### Provided entries
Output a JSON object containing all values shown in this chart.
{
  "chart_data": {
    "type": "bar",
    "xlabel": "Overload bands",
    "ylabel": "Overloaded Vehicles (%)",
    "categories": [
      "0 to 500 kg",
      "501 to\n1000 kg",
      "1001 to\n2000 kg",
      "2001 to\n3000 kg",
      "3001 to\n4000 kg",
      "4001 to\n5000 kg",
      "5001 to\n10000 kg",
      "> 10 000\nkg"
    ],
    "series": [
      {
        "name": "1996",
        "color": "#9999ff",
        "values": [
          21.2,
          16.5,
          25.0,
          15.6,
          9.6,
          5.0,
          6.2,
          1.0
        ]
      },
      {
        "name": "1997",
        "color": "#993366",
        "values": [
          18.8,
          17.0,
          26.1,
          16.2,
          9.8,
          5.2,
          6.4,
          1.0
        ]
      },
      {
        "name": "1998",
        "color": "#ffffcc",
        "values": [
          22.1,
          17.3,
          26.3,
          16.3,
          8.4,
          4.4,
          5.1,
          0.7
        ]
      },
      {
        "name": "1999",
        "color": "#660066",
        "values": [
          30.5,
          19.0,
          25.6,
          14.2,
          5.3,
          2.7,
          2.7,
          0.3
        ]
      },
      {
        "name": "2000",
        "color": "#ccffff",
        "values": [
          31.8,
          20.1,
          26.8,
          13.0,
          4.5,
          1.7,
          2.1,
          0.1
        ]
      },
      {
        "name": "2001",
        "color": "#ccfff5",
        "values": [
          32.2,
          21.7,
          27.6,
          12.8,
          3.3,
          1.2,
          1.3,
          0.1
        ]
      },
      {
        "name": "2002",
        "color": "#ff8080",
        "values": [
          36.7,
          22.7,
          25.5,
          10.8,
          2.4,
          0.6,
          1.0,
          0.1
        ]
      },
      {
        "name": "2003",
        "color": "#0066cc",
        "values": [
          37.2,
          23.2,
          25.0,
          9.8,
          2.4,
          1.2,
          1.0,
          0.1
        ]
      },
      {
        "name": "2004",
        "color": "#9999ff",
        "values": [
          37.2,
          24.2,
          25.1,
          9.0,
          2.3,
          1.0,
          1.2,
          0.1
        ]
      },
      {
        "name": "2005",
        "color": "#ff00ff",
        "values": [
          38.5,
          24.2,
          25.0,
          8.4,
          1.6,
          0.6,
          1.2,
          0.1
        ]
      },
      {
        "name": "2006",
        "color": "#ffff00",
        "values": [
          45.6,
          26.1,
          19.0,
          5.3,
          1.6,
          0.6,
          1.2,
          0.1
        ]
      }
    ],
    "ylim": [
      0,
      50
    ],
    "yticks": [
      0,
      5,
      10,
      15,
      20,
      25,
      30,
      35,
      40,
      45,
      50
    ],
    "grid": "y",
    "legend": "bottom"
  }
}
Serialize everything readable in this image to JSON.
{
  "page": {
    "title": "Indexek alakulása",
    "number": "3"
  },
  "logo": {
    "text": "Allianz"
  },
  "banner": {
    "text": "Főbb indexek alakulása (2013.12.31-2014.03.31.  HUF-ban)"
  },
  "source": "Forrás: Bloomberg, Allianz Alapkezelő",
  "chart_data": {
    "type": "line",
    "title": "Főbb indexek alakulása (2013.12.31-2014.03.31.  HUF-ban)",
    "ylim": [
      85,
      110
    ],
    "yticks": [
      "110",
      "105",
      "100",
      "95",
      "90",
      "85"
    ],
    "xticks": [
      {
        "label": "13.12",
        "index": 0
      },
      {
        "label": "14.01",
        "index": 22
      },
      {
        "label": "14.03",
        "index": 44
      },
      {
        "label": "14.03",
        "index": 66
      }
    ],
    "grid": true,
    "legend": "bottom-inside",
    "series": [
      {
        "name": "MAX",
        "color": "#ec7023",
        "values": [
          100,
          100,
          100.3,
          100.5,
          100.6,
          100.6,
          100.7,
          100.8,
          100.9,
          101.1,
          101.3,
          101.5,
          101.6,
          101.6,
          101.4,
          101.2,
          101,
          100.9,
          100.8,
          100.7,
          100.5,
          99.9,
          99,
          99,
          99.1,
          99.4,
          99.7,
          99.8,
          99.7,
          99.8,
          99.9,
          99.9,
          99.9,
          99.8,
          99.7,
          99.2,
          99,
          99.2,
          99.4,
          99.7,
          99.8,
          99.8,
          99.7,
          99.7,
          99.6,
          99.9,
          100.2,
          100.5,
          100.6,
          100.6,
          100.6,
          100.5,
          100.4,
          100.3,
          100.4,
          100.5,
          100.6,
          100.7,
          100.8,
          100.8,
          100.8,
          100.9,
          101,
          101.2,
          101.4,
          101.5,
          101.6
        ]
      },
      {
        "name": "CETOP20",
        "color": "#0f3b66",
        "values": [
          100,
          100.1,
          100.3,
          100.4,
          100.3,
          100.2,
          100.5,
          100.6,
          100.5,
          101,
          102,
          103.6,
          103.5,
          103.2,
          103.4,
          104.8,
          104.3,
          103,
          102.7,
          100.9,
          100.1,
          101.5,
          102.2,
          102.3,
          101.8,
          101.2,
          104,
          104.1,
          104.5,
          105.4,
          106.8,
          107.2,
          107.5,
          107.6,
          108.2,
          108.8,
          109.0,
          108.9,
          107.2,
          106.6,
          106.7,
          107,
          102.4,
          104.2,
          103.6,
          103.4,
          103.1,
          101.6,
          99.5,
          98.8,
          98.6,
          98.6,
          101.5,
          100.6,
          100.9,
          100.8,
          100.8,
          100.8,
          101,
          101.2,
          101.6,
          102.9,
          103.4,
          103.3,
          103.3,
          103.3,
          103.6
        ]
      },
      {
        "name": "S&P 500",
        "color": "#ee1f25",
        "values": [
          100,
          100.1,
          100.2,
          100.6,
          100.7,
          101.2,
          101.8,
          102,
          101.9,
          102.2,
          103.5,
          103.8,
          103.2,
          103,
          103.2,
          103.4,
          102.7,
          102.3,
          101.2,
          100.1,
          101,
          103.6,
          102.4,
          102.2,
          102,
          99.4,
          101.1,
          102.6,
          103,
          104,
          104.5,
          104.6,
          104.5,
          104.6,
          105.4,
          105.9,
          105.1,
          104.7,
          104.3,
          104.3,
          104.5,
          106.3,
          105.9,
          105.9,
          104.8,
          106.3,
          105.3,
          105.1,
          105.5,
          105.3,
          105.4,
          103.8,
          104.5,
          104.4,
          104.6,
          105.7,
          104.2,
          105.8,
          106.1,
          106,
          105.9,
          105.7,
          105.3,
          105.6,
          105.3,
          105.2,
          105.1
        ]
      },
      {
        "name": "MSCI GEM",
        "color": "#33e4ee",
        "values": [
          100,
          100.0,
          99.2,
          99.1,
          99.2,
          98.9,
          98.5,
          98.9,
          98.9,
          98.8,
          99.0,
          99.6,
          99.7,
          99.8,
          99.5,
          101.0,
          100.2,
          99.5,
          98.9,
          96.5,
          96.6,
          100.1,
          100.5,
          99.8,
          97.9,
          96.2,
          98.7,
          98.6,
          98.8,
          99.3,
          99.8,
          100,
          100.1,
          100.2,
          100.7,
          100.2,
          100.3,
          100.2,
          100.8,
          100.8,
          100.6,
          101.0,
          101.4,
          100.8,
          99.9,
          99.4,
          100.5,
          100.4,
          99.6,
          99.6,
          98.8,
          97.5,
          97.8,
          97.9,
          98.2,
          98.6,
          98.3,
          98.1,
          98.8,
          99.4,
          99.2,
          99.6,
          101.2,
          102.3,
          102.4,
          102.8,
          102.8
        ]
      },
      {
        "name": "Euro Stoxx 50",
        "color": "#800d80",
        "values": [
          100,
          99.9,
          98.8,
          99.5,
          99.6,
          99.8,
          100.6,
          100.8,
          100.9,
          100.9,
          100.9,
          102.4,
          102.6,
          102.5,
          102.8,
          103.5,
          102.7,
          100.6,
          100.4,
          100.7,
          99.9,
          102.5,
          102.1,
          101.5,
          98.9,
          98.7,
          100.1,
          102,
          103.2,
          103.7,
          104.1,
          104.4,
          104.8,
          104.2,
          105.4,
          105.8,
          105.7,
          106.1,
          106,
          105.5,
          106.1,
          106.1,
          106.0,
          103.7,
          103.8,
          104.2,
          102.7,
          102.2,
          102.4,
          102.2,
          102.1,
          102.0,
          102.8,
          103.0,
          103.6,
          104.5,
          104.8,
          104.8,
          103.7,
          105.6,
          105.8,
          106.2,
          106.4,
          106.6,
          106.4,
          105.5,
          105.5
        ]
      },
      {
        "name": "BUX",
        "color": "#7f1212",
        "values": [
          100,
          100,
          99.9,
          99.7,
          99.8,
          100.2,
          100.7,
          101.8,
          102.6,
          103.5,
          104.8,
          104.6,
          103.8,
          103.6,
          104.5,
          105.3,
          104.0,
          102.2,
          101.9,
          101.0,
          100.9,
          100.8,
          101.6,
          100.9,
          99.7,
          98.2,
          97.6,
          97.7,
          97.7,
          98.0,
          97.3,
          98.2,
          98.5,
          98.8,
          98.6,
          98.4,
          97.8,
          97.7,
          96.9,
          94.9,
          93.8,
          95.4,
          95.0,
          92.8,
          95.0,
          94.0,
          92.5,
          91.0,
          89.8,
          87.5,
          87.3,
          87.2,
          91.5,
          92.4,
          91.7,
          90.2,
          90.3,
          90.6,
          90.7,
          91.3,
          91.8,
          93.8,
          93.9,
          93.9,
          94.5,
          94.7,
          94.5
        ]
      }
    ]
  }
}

### Work to do
Scan the listing above. Collect all lines with the word "Allianz".

### Correct result
    "text": "Allianz"
  "source": "Forrás: Bloomberg, Allianz Alapkezelő",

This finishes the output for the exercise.